::: SOURCE DATA

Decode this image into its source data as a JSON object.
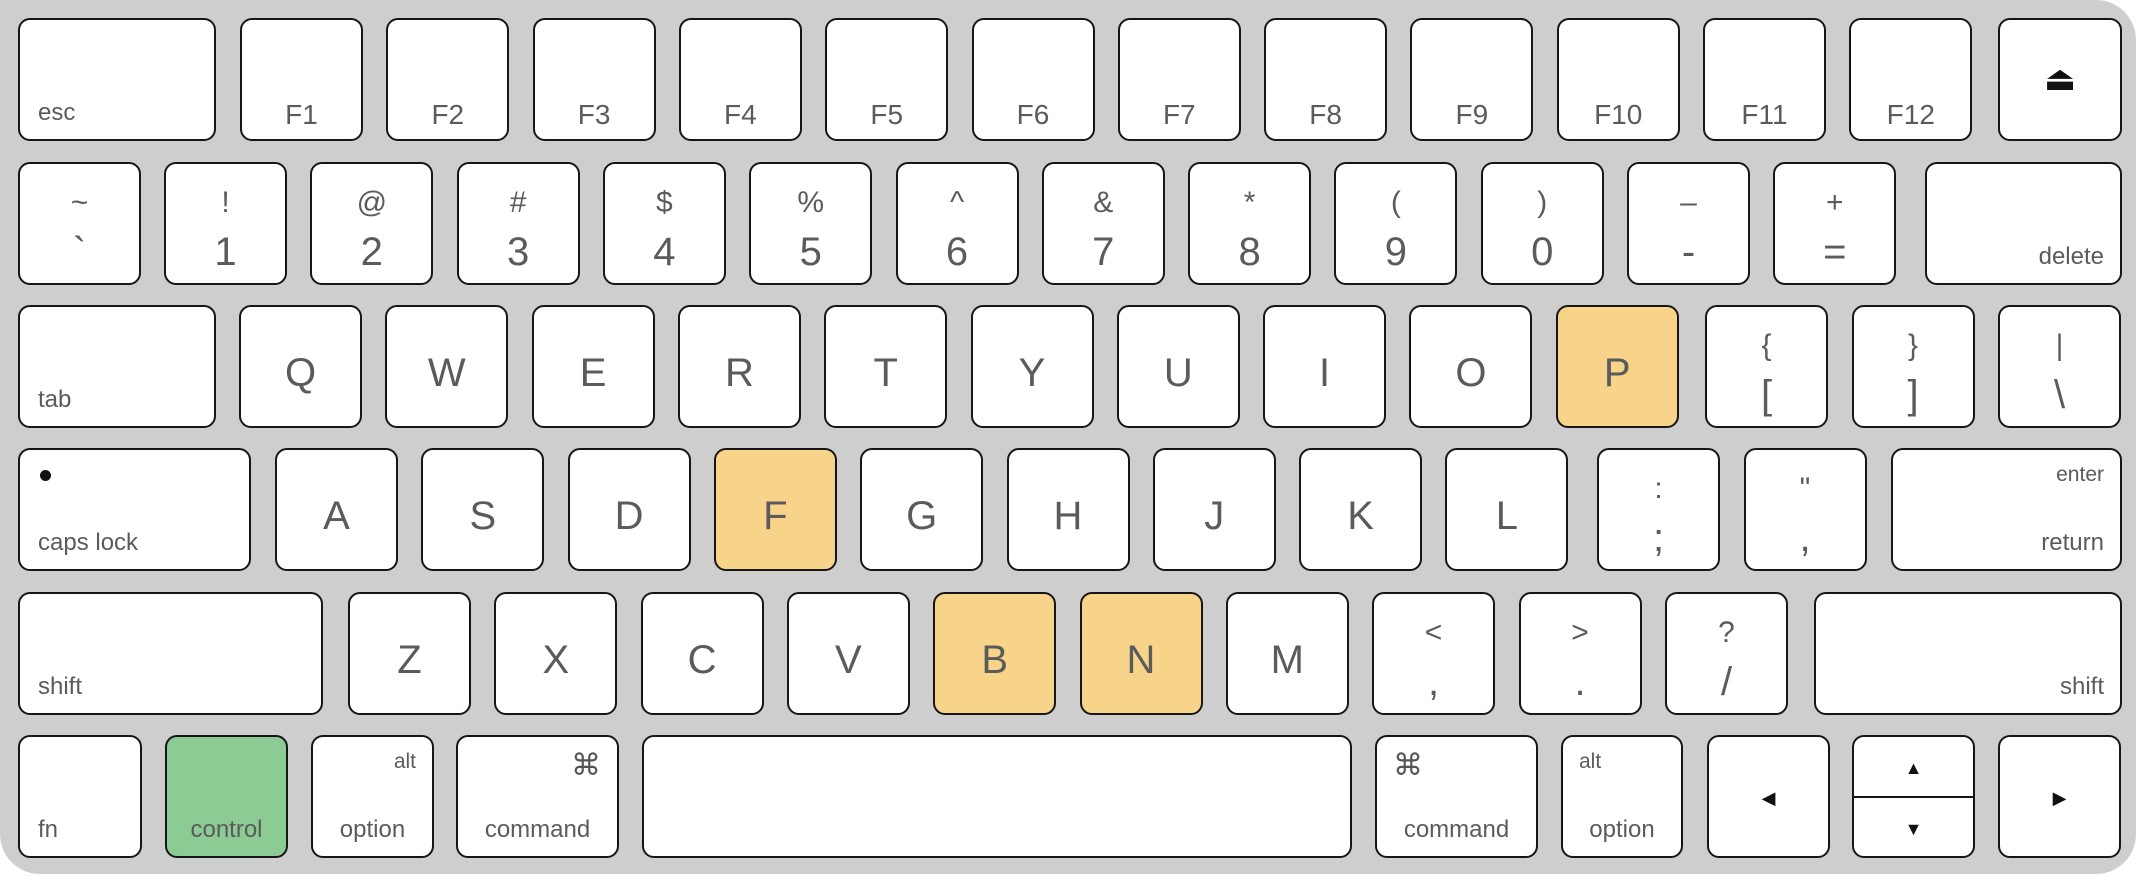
{
  "keyboard": {
    "colors": {
      "board": "#cecece",
      "key": "#ffffff",
      "highlight_yellow": "#f8d48a",
      "highlight_green": "#8ccb94",
      "label": "#5b5b5b"
    },
    "highlighted_keys": {
      "yellow": [
        "P",
        "F",
        "B",
        "N"
      ],
      "green": [
        "control"
      ]
    },
    "rows": {
      "function": {
        "esc": "esc",
        "f": [
          "F1",
          "F2",
          "F3",
          "F4",
          "F5",
          "F6",
          "F7",
          "F8",
          "F9",
          "F10",
          "F11",
          "F12"
        ],
        "eject_icon": "eject-icon",
        "eject_glyph": "⏏"
      },
      "number": {
        "keys": [
          {
            "top": "~",
            "bottom": "`"
          },
          {
            "top": "!",
            "bottom": "1"
          },
          {
            "top": "@",
            "bottom": "2"
          },
          {
            "top": "#",
            "bottom": "3"
          },
          {
            "top": "$",
            "bottom": "4"
          },
          {
            "top": "%",
            "bottom": "5"
          },
          {
            "top": "^",
            "bottom": "6"
          },
          {
            "top": "&",
            "bottom": "7"
          },
          {
            "top": "*",
            "bottom": "8"
          },
          {
            "top": "(",
            "bottom": "9"
          },
          {
            "top": ")",
            "bottom": "0"
          },
          {
            "top": "–",
            "bottom": "-"
          },
          {
            "top": "+",
            "bottom": "="
          }
        ],
        "delete": "delete"
      },
      "qwerty": {
        "tab": "tab",
        "letters": [
          "Q",
          "W",
          "E",
          "R",
          "T",
          "Y",
          "U",
          "I",
          "O",
          "P"
        ],
        "symbols": [
          {
            "top": "{",
            "bottom": "["
          },
          {
            "top": "}",
            "bottom": "]"
          },
          {
            "top": "|",
            "bottom": "\\"
          }
        ]
      },
      "home": {
        "caps_lock": "caps lock",
        "letters": [
          "A",
          "S",
          "D",
          "F",
          "G",
          "H",
          "J",
          "K",
          "L"
        ],
        "symbols": [
          {
            "top": ":",
            "bottom": ";"
          },
          {
            "top": "\"",
            "bottom": ","
          }
        ],
        "enter_top": "enter",
        "enter_bottom": "return"
      },
      "bottom_letters": {
        "shift_left": "shift",
        "letters": [
          "Z",
          "X",
          "C",
          "V",
          "B",
          "N",
          "M"
        ],
        "symbols": [
          {
            "top": "<",
            "bottom": ","
          },
          {
            "top": ">",
            "bottom": "."
          },
          {
            "top": "?",
            "bottom": "/"
          }
        ],
        "shift_right": "shift"
      },
      "modifiers": {
        "fn": "fn",
        "control": "control",
        "option_left_top": "alt",
        "option_left": "option",
        "command_left_glyph": "⌘",
        "command_left": "command",
        "command_right_glyph": "⌘",
        "command_right": "command",
        "option_right_top": "alt",
        "option_right": "option",
        "arrow_left": "◀",
        "arrow_up": "▲",
        "arrow_down": "▼",
        "arrow_right": "▶"
      }
    }
  }
}
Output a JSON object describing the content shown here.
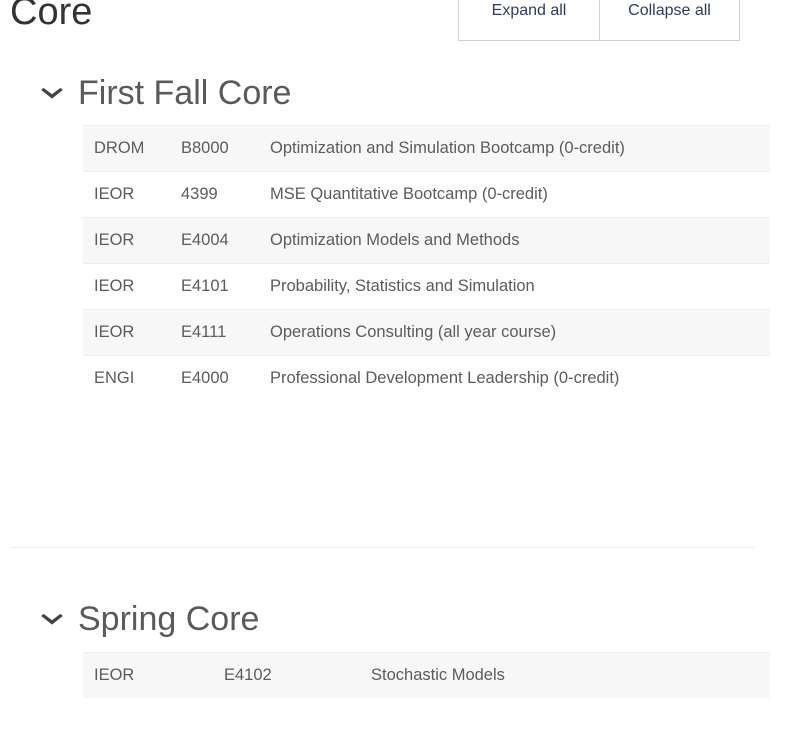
{
  "header": {
    "title": "Core",
    "expand_label": "Expand all",
    "collapse_label": "Collapse all"
  },
  "sections": [
    {
      "title": "First Fall Core",
      "chevron": "chevron-down-icon",
      "chevron_glyph": "⌄",
      "courses": [
        {
          "dept": "DROM",
          "code": "B8000",
          "title": "Optimization and Simulation Bootcamp (0-credit)"
        },
        {
          "dept": "IEOR",
          "code": "4399",
          "title": "MSE Quantitative Bootcamp (0-credit)"
        },
        {
          "dept": "IEOR",
          "code": "E4004",
          "title": "Optimization Models and Methods"
        },
        {
          "dept": "IEOR",
          "code": "E4101",
          "title": "Probability, Statistics and Simulation"
        },
        {
          "dept": "IEOR",
          "code": "E4111",
          "title": "Operations Consulting (all year course)"
        },
        {
          "dept": "ENGI",
          "code": "E4000",
          "title": "Professional Development Leadership (0-credit)"
        }
      ]
    },
    {
      "title": "Spring Core",
      "chevron": "chevron-down-icon",
      "chevron_glyph": "⌄",
      "courses": [
        {
          "dept": "IEOR",
          "code": "E4102",
          "title": "Stochastic Models"
        }
      ]
    }
  ],
  "colors": {
    "button_text": "#2f3b62",
    "button_border": "#d0d0d0",
    "title_text": "#333333",
    "section_title_text": "#5a5a5a",
    "table_text": "#5c5c5c",
    "row_stripe": "#f7f7f7",
    "row_border": "#ededed",
    "divider": "#ececec"
  }
}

::::::

# TASK INSTRUCTIONS:
Pictures in the records above are not copied; print everything else exactly.

# CORRECT ANSWER:
Decode this image into its source data as a JSON object.
{
  "keyboard": {
    "colors": {
      "board": "#cecece",
      "key": "#ffffff",
      "highlight_yellow": "#f8d48a",
      "highlight_green": "#8ccb94",
      "label": "#5b5b5b"
    },
    "highlighted_keys": {
      "yellow": [
        "P",
        "F",
        "B",
        "N"
      ],
      "green": [
        "control"
      ]
    },
    "rows": {
      "function": {
        "esc": "esc",
        "f": [
          "F1",
          "F2",
          "F3",
          "F4",
          "F5",
          "F6",
          "F7",
          "F8",
          "F9",
          "F10",
          "F11",
          "F12"
        ],
        "eject_icon": "eject-icon",
        "eject_glyph": "⏏"
      },
      "number": {
        "keys": [
          {
            "top": "~",
            "bottom": "`"
          },
          {
            "top": "!",
            "bottom": "1"
          },
          {
            "top": "@",
            "bottom": "2"
          },
          {
            "top": "#",
            "bottom": "3"
          },
          {
            "top": "$",
            "bottom": "4"
          },
          {
            "top": "%",
            "bottom": "5"
          },
          {
            "top": "^",
            "bottom": "6"
          },
          {
            "top": "&",
            "bottom": "7"
          },
          {
            "top": "*",
            "bottom": "8"
          },
          {
            "top": "(",
            "bottom": "9"
          },
          {
            "top": ")",
            "bottom": "0"
          },
          {
            "top": "–",
            "bottom": "-"
          },
          {
            "top": "+",
            "bottom": "="
          }
        ],
        "delete": "delete"
      },
      "qwerty": {
        "tab": "tab",
        "letters": [
          "Q",
          "W",
          "E",
          "R",
          "T",
          "Y",
          "U",
          "I",
          "O",
          "P"
        ],
        "symbols": [
          {
            "top": "{",
            "bottom": "["
          },
          {
            "top": "}",
            "bottom": "]"
          },
          {
            "top": "|",
            "bottom": "\\"
          }
        ]
      },
      "home": {
        "caps_lock": "caps lock",
        "letters": [
          "A",
          "S",
          "D",
          "F",
          "G",
          "H",
          "J",
          "K",
          "L"
        ],
        "symbols": [
          {
            "top": ":",
            "bottom": ";"
          },
          {
            "top": "\"",
            "bottom": ","
          }
        ],
        "enter_top": "enter",
        "enter_bottom": "return"
      },
      "bottom_letters": {
        "shift_left": "shift",
        "letters": [
          "Z",
          "X",
          "C",
          "V",
          "B",
          "N",
          "M"
        ],
        "symbols": [
          {
            "top": "<",
            "bottom": ","
          },
          {
            "top": ">",
            "bottom": "."
          },
          {
            "top": "?",
            "bottom": "/"
          }
        ],
        "shift_right": "shift"
      },
      "modifiers": {
        "fn": "fn",
        "control": "control",
        "option_left_top": "alt",
        "option_left": "option",
        "command_left_glyph": "⌘",
        "command_left": "command",
        "command_right_glyph": "⌘",
        "command_right": "command",
        "option_right_top": "alt",
        "option_right": "option",
        "arrow_left": "◀",
        "arrow_up": "▲",
        "arrow_down": "▼",
        "arrow_right": "▶"
      }
    }
  }
}
Output a JSON object describing the content shown here.
{
  "header": {
    "title": "Core",
    "expand_label": "Expand all",
    "collapse_label": "Collapse all"
  },
  "sections": [
    {
      "title": "First Fall Core",
      "chevron": "chevron-down-icon",
      "chevron_glyph": "⌄",
      "courses": [
        {
          "dept": "DROM",
          "code": "B8000",
          "title": "Optimization and Simulation Bootcamp (0-credit)"
        },
        {
          "dept": "IEOR",
          "code": "4399",
          "title": "MSE Quantitative Bootcamp (0-credit)"
        },
        {
          "dept": "IEOR",
          "code": "E4004",
          "title": "Optimization Models and Methods"
        },
        {
          "dept": "IEOR",
          "code": "E4101",
          "title": "Probability, Statistics and Simulation"
        },
        {
          "dept": "IEOR",
          "code": "E4111",
          "title": "Operations Consulting (all year course)"
        },
        {
          "dept": "ENGI",
          "code": "E4000",
          "title": "Professional Development Leadership (0-credit)"
        }
      ]
    },
    {
      "title": "Spring Core",
      "chevron": "chevron-down-icon",
      "chevron_glyph": "⌄",
      "courses": [
        {
          "dept": "IEOR",
          "code": "E4102",
          "title": "Stochastic Models"
        }
      ]
    }
  ],
  "colors": {
    "button_text": "#2f3b62",
    "button_border": "#d0d0d0",
    "title_text": "#333333",
    "section_title_text": "#5a5a5a",
    "table_text": "#5c5c5c",
    "row_stripe": "#f7f7f7",
    "row_border": "#ededed",
    "divider": "#ececec"
  }
}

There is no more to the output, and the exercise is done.